§ Written request: Find every line in the records below that holds the word "icon" and copy it.

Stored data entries
....

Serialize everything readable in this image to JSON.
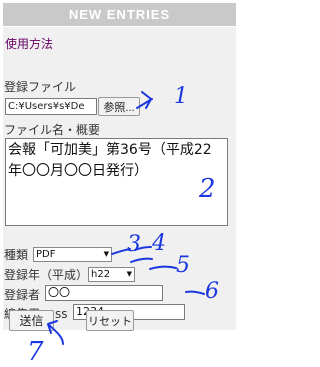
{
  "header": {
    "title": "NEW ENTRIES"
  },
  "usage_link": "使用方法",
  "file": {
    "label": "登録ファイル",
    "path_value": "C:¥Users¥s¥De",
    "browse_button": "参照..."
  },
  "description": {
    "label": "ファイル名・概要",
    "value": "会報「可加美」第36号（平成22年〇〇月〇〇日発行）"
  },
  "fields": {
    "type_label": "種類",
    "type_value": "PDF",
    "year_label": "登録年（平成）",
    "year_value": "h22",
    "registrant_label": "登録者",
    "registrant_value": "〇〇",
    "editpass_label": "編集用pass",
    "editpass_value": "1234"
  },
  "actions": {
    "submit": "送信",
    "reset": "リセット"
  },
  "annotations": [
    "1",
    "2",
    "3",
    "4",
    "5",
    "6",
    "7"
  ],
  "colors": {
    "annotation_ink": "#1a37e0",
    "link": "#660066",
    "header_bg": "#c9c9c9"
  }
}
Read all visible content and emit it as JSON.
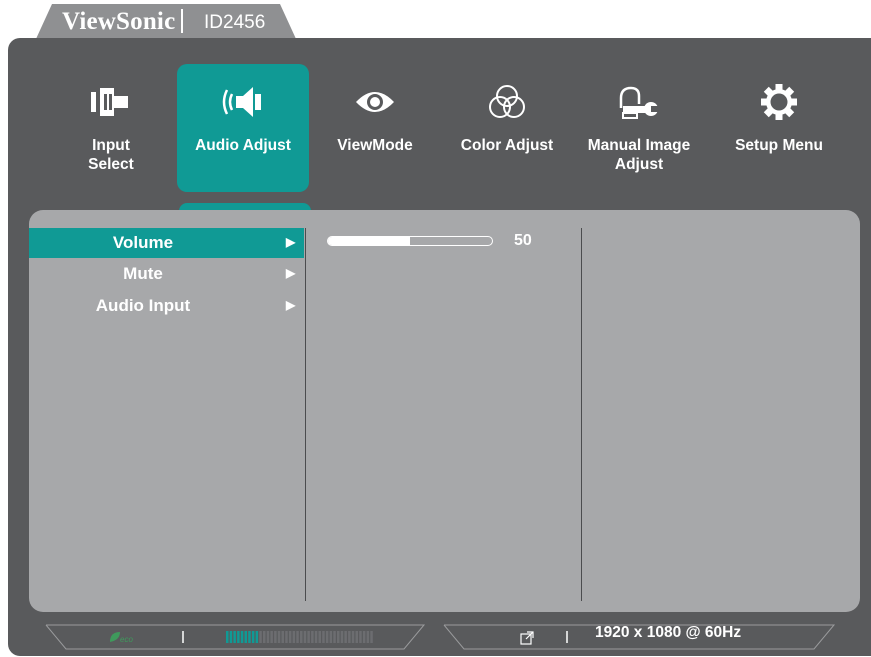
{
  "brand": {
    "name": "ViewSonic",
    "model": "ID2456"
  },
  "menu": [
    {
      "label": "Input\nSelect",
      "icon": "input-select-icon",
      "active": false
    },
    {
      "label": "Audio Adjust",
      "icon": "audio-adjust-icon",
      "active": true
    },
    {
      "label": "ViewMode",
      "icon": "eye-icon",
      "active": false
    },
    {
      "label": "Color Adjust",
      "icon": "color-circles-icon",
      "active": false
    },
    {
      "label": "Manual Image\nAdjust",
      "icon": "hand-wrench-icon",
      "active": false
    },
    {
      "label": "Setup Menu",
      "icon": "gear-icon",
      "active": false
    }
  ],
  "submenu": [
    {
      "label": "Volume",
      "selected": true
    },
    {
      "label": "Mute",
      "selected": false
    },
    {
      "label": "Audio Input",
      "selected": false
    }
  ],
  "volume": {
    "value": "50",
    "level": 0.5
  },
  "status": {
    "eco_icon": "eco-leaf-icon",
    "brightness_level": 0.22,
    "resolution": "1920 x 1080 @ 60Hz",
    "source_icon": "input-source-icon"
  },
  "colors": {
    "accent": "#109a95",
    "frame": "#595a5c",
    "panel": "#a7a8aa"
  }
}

....

§ Final result:
      "icon": "input-select-icon",
      "icon": "audio-adjust-icon",
      "icon": "eye-icon",
      "icon": "color-circles-icon",
      "icon": "hand-wrench-icon",
      "icon": "gear-icon",
    "eco_icon": "eco-leaf-icon",
    "source_icon": "input-source-icon"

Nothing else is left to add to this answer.